** Start of Exercise inputs **

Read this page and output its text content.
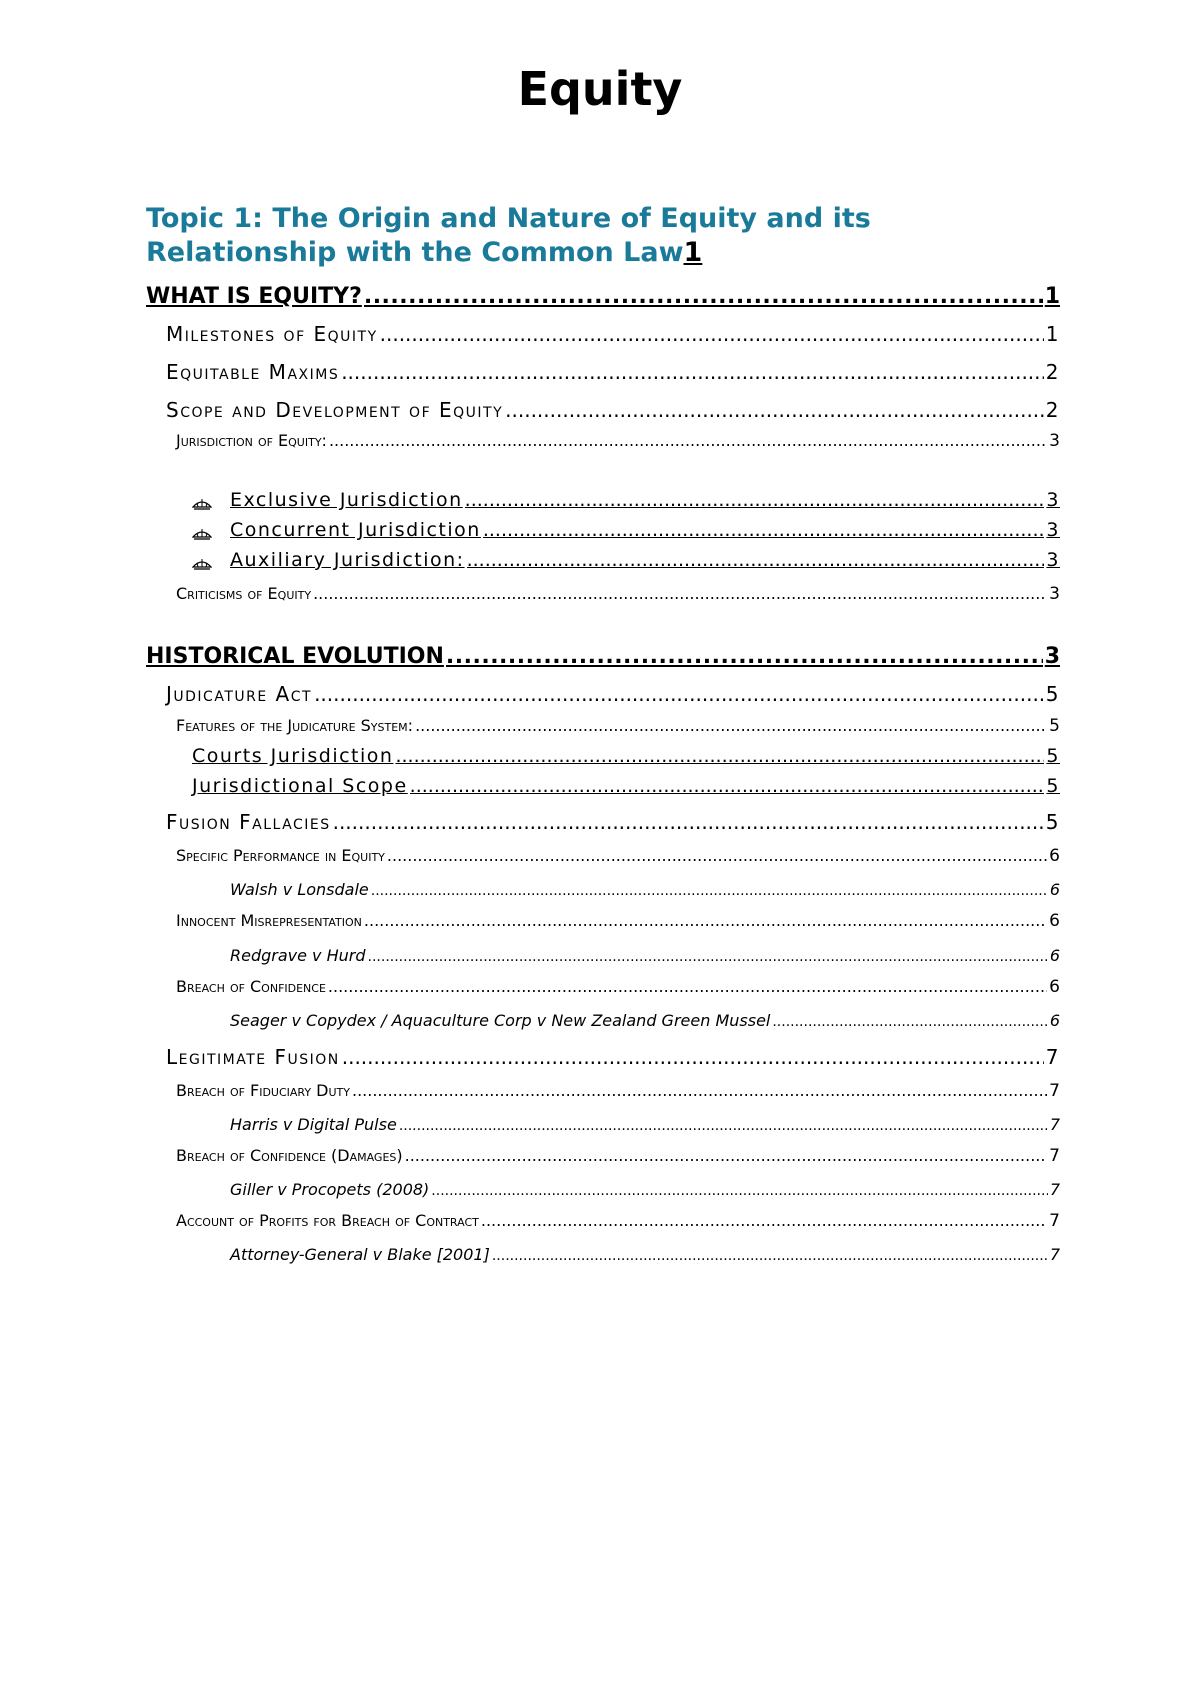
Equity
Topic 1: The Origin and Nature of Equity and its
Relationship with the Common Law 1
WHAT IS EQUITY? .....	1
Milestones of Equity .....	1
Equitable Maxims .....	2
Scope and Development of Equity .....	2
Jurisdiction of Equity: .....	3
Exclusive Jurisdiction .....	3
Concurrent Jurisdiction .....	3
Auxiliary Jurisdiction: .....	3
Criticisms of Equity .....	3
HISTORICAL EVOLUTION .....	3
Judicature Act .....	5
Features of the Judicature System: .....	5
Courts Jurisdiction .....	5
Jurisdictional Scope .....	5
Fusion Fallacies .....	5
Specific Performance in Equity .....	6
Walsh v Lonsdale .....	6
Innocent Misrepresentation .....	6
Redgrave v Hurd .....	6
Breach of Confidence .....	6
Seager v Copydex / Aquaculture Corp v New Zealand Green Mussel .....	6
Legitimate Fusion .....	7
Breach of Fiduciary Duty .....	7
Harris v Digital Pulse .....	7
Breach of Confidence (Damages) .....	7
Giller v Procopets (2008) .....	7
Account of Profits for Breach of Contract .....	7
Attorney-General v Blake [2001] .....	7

** End of Exercise inputs **

**Exercise aim**
From the entries above, extract each line containing "Scope".

**Result of this task**
Scope and Development of Equity .....	2
Jurisdictional Scope .....	5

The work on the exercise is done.